Set problem:
Retype the lines of the material that start with the line containing "deploy-label: デプロイ * [181,263,230,274]" and go on through the line containing "sidebar-item-evaluation[interactable]: ✓ Azure", both included.

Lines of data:
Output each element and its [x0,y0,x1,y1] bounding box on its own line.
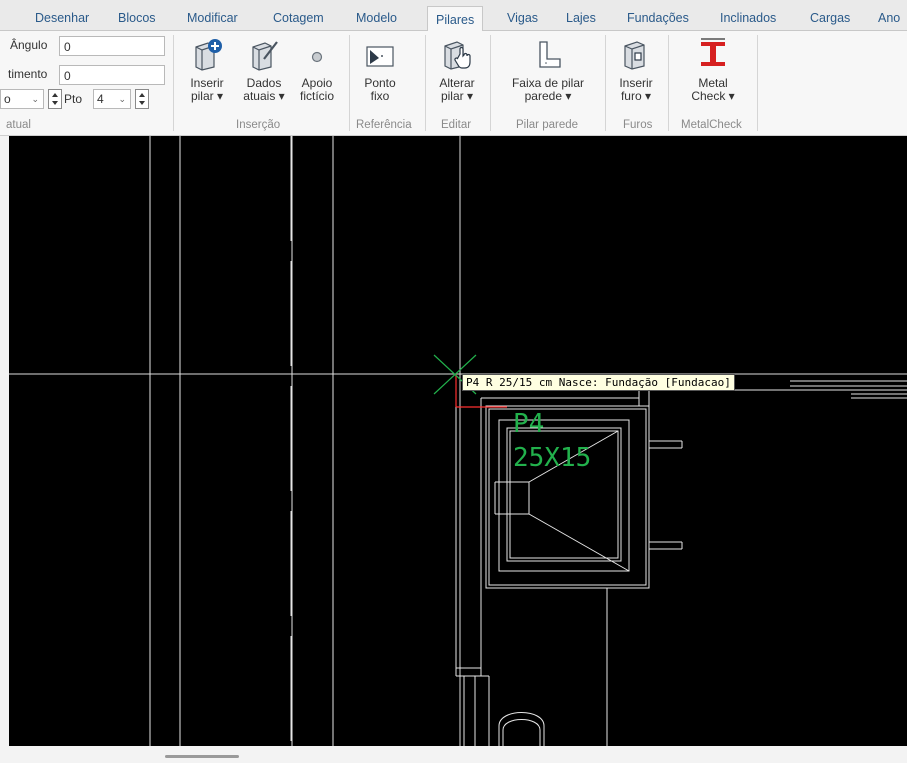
group-label-editar: Editar [441,119,472,131]
tab-inclinados[interactable]: Inclinados [720,11,776,25]
group-label-metalcheck: MetalCheck [681,119,742,131]
ponto-fixo-line2: fixo [370,89,390,103]
wall-column-icon [539,41,561,68]
tab-fundacoes[interactable]: Fundações [627,11,689,25]
edit-column-data-icon [252,41,278,71]
faixa-pilar-parede-line2: parede ▾ [524,89,572,103]
inserir-furo-button[interactable]: Inserir furo ▾ [612,37,660,103]
group-label-dados-atuais: atual [6,119,31,131]
group-label-furos: Furos [623,119,653,131]
tab-cotagem[interactable]: Cotagem [273,11,324,25]
pillar-diagonal [528,513,630,572]
pto-combo-value: 4 [97,92,104,106]
deslocamento-label: timento [8,67,48,81]
pillar-name-label: P4 [513,409,544,439]
fictitious-support-icon [311,51,323,63]
ribbon-tab-bar: Desenhar Blocos Modificar Cotagem Modelo… [0,0,907,36]
pillar-info-tooltip: P4 R 25/15 cm Nasce: Fundação [Fundacao] [462,374,735,391]
metal-check-button[interactable]: Metal Check ▾ [677,37,749,103]
inserir-pilar-button[interactable]: Inserir pilar ▾ [183,37,231,103]
tab-modificar[interactable]: Modificar [187,11,238,25]
group-label-insercao: Inserção [236,119,281,131]
chevron-down-icon: ⌄ [118,94,126,104]
inserir-furo-line2: furo ▾ [620,89,652,103]
tab-desenhar[interactable]: Desenhar [35,11,89,25]
modify-column-icon [444,41,471,70]
divider [173,35,174,131]
divider [757,35,758,131]
divider [349,35,350,131]
apoio-ficticio-line2: fictício [299,89,334,103]
deslocamento-input[interactable]: 0 [59,65,165,85]
door-symbol [498,712,545,746]
dados-atuais-line2: atuais ▾ [243,89,285,103]
pto-label: Pto [64,92,83,106]
alterar-pilar-button[interactable]: Alterar pilar ▾ [432,37,482,103]
cad-drawing-canvas[interactable]: P4 25X15 P4 R 25/15 cm Nasce: Fundação [… [9,136,907,746]
tab-cargas[interactable]: Cargas [810,11,850,25]
faixa-pilar-parede-button[interactable]: Faixa de pilar parede ▾ [500,37,596,103]
tab-modelo[interactable]: Modelo [356,11,397,25]
tab-ano[interactable]: Ano [878,11,900,25]
pto-combo[interactable]: 4 ⌄ [93,89,131,109]
group-label-referencia: Referência [356,119,412,131]
reference-combo[interactable]: o ⌄ [0,89,44,109]
pillar-dims-label: 25X15 [513,443,591,473]
ribbon-panel: Ângulo 0 timento 0 o ⌄ Pto 4 ⌄ atual Ins… [0,31,907,136]
divider [668,35,669,131]
insert-hole-icon [624,41,645,70]
tab-lajes[interactable]: Lajes [566,11,596,25]
reference-spinner[interactable] [48,89,62,109]
status-bar [0,746,907,763]
cad-drawing: P4 25X15 [9,136,907,746]
inserir-pilar-line2: pilar ▾ [190,89,224,103]
insert-column-icon [195,39,222,71]
left-margin [0,136,9,746]
apoio-ficticio-button[interactable]: Apoio fictício [293,37,341,103]
ponto-fixo-button[interactable]: Ponto fixo [356,37,404,103]
chevron-down-icon: ⌄ [31,94,39,104]
alterar-pilar-line2: pilar ▾ [440,89,474,103]
horizontal-scrollbar-thumb[interactable] [165,755,239,758]
steel-i-beam-icon [701,38,725,66]
pto-spinner[interactable] [135,89,149,109]
angulo-input[interactable]: 0 [59,36,165,56]
divider [605,35,606,131]
tab-blocos[interactable]: Blocos [118,11,156,25]
metal-check-line2: Check ▾ [691,89,735,103]
dados-atuais-button[interactable]: Dados atuais ▾ [237,37,291,103]
tab-vigas[interactable]: Vigas [507,11,538,25]
angulo-label: Ângulo [10,38,48,52]
fixed-point-icon [366,46,394,67]
divider [425,35,426,131]
door-symbol [502,719,541,746]
divider [490,35,491,131]
reference-combo-value: o [4,92,11,106]
group-label-pilar-parede: Pilar parede [516,119,579,131]
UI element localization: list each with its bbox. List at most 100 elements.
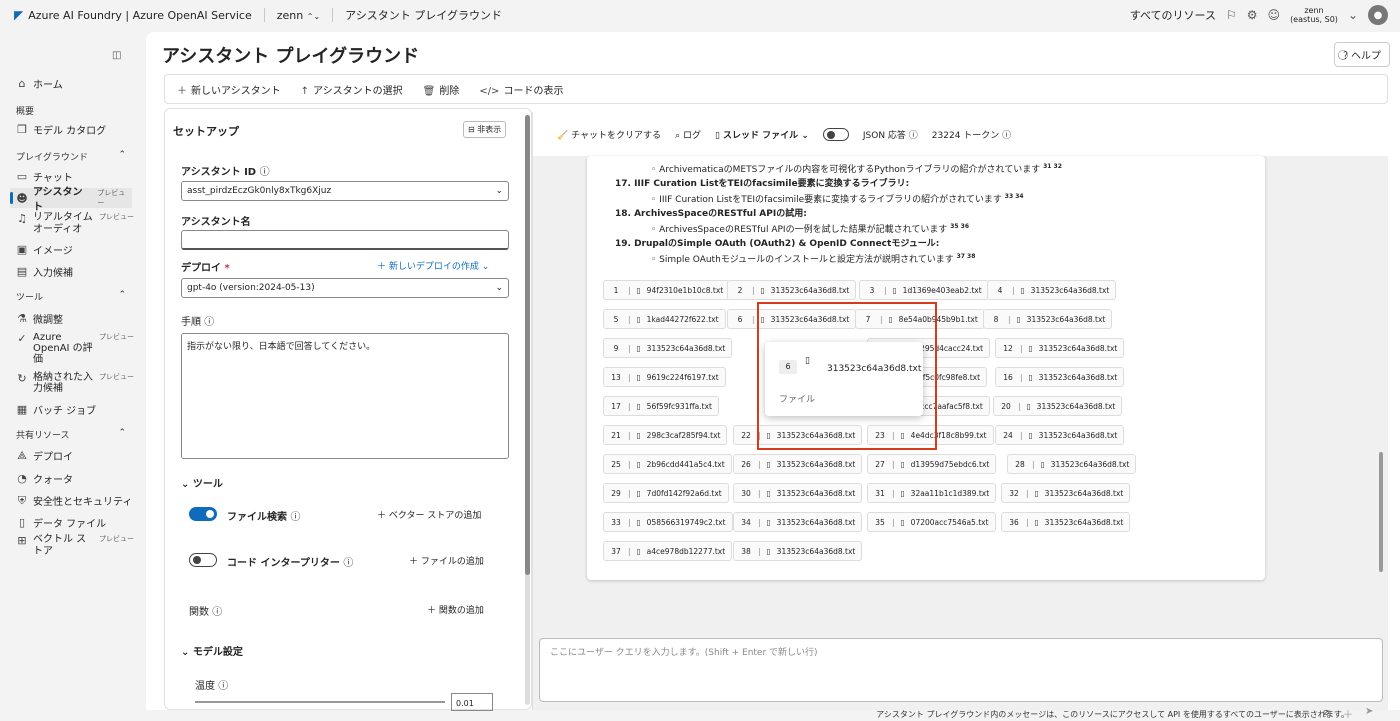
deploy-label: デプロイ * [181,263,230,274]
avatar[interactable]: ● [1368,5,1388,25]
section-playground[interactable]: プレイグラウンド ⌃ [16,150,126,163]
separator: | [628,372,631,382]
attach-icon[interactable]: ⌀ [1323,707,1329,718]
sidebar-item-evaluation[interactable]: ✓ Azure OpenAI の評価 プレビュー [16,332,134,365]
add-vector-store-button[interactable]: ＋ ベクター ストアの追加 [377,508,481,521]
citation-chip[interactable]: 33 | ▯ 058566319749c2.txt [603,512,733,532]
sidebar-item-assistants[interactable]: ☻ アシスタント プレビュー [10,187,132,213]
sidebar-item-finetune[interactable]: ⚗ 微調整 [16,311,134,326]
citation-chip[interactable]: 25 | ▯ 2b96cdd441a5c4.txt [603,454,732,474]
add-function-button[interactable]: ＋ 関数の追加 [427,603,484,616]
sidebar-item-deploy[interactable]: ⟁ デプロイ [16,448,134,464]
thread-files-button[interactable]: ▯ スレッド ファイル ⌄ [715,128,809,141]
citation-chip[interactable]: 2 | ▯ 313523c64a36d8.txt [727,280,857,300]
info-icon: ⓘ [212,607,223,618]
model-settings-section[interactable]: ⌄ モデル設定 [181,643,243,658]
sidebar-item-batch[interactable]: ▦ バッチ ジョブ [16,402,134,417]
select-assistant-button[interactable]: ↑ アシスタントの選択 [301,82,403,97]
file-search-toggle[interactable] [189,507,217,521]
new-assistant-button[interactable]: ＋新しいアシスタント [177,82,281,97]
file-icon: ▯ [1020,285,1025,295]
citation-chip[interactable]: 32 | ▯ 313523c64a36d8.txt [1001,483,1131,503]
help-button[interactable]: ?⃝ ヘルプ [1334,42,1390,67]
code-interpreter-toggle[interactable] [189,553,217,567]
add-icon[interactable]: ＋ [1343,706,1353,721]
section-shared[interactable]: 共有リソース ⌃ [16,428,126,441]
citation-chip[interactable]: 12 | ▯ 313523c64a36d8.txt [995,338,1125,358]
sidebar-item-stored-completions[interactable]: ↻ 格納された入力候補 プレビュー [16,372,134,394]
new-deploy-link[interactable]: ＋ 新しいデプロイの作成 ⌄ [377,259,489,272]
user-info[interactable]: zenn (eastus, S0) [1290,6,1338,24]
brand[interactable]: ◤ Azure AI Foundry | Azure OpenAI Servic… [14,8,252,22]
citation-chip[interactable]: 21 | ▯ 298c3caf285f94.txt [603,425,728,445]
announcement-icon[interactable]: ⚐ [1226,8,1237,22]
citation-chip[interactable]: 30 | ▯ 313523c64a36d8.txt [733,483,863,503]
smiley-icon[interactable]: ☺ [1268,8,1281,22]
instructions-textarea[interactable]: 指示がない限り、日本語で回答してください。 [181,333,509,459]
sidebar-item-chat[interactable]: ▭ チャット [16,169,134,184]
citation-chip[interactable]: 9 | ▯ 313523c64a36d8.txt [603,338,733,358]
sidebar-item-realtime-audio[interactable]: ♫ リアルタイム オーディオ プレビュー [16,212,134,236]
evaluation-icon: ✓ [17,332,27,345]
section-tools[interactable]: ツール ⌃ [16,290,126,303]
collapse-sidebar-icon[interactable]: ◫ [112,50,121,61]
assistant-id-select[interactable]: asst_pirdzEczGk0nly8xTkg6Xjuz ⌄ [181,181,509,201]
citation-chip[interactable]: 13 | ▯ 9619c224f6197.txt [603,367,726,387]
assistant-name-input[interactable] [181,230,509,250]
citation-chip[interactable]: 8 | ▯ 313523c64a36d8.txt [983,309,1113,329]
temperature-slider[interactable] [195,701,445,703]
plus-icon: ＋ [427,606,439,616]
view-code-button[interactable]: </> コードの表示 [479,82,563,97]
sidebar-item-quota[interactable]: ◔ クォータ [16,471,134,486]
main-panel: アシスタント プレイグラウンド ?⃝ ヘルプ ＋新しいアシスタント ↑ アシスタン… [146,32,1400,721]
chat-input[interactable]: ここにユーザー クエリを入力します。(Shift + Enter で新しい行) [539,638,1383,702]
chat-scrollbar[interactable] [1379,452,1383,572]
log-button[interactable]: ⌕ ログ [675,128,701,141]
sidebar-item-image[interactable]: ▣ イメージ [16,242,134,257]
citation-chip[interactable]: 17 | ▯ 56f59fc931ffa.txt [603,396,719,416]
citation-chip[interactable]: 16 | ▯ 313523c64a36d8.txt [995,367,1125,387]
chevron-updown-icon: ⌃⌄ [306,11,321,21]
sidebar-item-safety[interactable]: ⛨ 安全性とセキュリティ [16,493,134,509]
citation-chip[interactable]: 3 | ▯ 1d1369e403eab2.txt [859,280,989,300]
sidebar-item-model-catalog[interactable]: ❒ モデル カタログ [16,122,134,137]
citation-chip[interactable]: 20 | ▯ 313523c64a36d8.txt [993,396,1123,416]
sidebar-item-data-files[interactable]: ▯ データ ファイル [16,515,134,530]
tools-section[interactable]: ⌄ ツール [181,475,223,490]
setup-scrollbar[interactable] [525,115,530,705]
sidebar-item-completions[interactable]: ▤ 入力候補 [16,264,134,279]
citation-chip[interactable]: 29 | ▯ 7d0fd142f92a6d.txt [603,483,729,503]
citation-chip[interactable]: 1 | ▯ 94f2310e1b10c8.txt [603,280,731,300]
citation-chip[interactable]: 38 | ▯ 313523c64a36d8.txt [733,541,863,561]
all-resources-link[interactable]: すべてのリソース [1130,7,1216,23]
add-file-button[interactable]: ＋ ファイルの追加 [409,554,484,567]
citation-number: 26 [741,459,751,469]
citation-chip[interactable]: 28 | ▯ 313523c64a36d8.txt [1007,454,1137,474]
citation-chip[interactable]: 4 | ▯ 313523c64a36d8.txt [987,280,1117,300]
file-icon: ▯ [900,517,905,527]
gear-icon[interactable]: ⚙ [1247,8,1258,22]
deploy-select[interactable]: gpt-4o (version:2024-05-13) ⌄ [181,278,509,298]
sidebar-item-home[interactable]: ⌂ ホーム [16,76,134,91]
citation-chip[interactable]: 5 | ▯ 1kad44272f622.txt [603,309,726,329]
chevron-down-icon[interactable]: ⌄ [1348,8,1358,22]
citation-chip[interactable]: 24 | ▯ 313523c64a36d8.txt [995,425,1125,445]
citation-chip[interactable]: 36 | ▯ 313523c64a36d8.txt [1001,512,1131,532]
delete-button[interactable]: 🗑 削除 [423,82,460,97]
send-icon[interactable]: ➤ [1365,706,1373,717]
citation-chip[interactable]: 27 | ▯ d13959d75ebdc6.txt [867,454,997,474]
temperature-input[interactable]: 0.01 [451,693,493,711]
clear-chat-button[interactable]: 🧹 チャットをクリアする [557,128,661,141]
sidebar-item-vector-stores[interactable]: ⊞ ベクトル ストア プレビュー [16,534,134,558]
citation-chip[interactable]: 34 | ▯ 313523c64a36d8.txt [733,512,863,532]
popover-filename[interactable]: 313523c64a36d8.txt [827,364,921,374]
citation-chip[interactable]: 26 | ▯ 313523c64a36d8.txt [733,454,863,474]
json-toggle[interactable] [822,127,849,141]
hide-button[interactable]: ⊟ 非表示 [463,121,507,138]
citation-chip[interactable]: 31 | ▯ 32aa11b1c1d389.txt [867,483,997,503]
search-icon: ⌕ [675,130,681,141]
project-selector[interactable]: zenn ⌃⌄ [277,9,320,22]
citation-chip[interactable]: 37 | ▯ a4ce978db12277.txt [603,541,733,561]
file-icon: ▯ [1040,459,1045,469]
citation-chip[interactable]: 35 | ▯ 07200acc7546a5.txt [867,512,996,532]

Right answer:
deploy-label: デプロイ * [181,263,230,274]
avatar[interactable]: ● [1368,5,1388,25]
section-playground[interactable]: プレイグラウンド ⌃ [16,150,126,163]
separator: | [628,372,631,382]
attach-icon[interactable]: ⌀ [1323,707,1329,718]
sidebar-item-evaluation[interactable]: ✓ Azure OpenAI の評価 プレビュー [16,332,134,365]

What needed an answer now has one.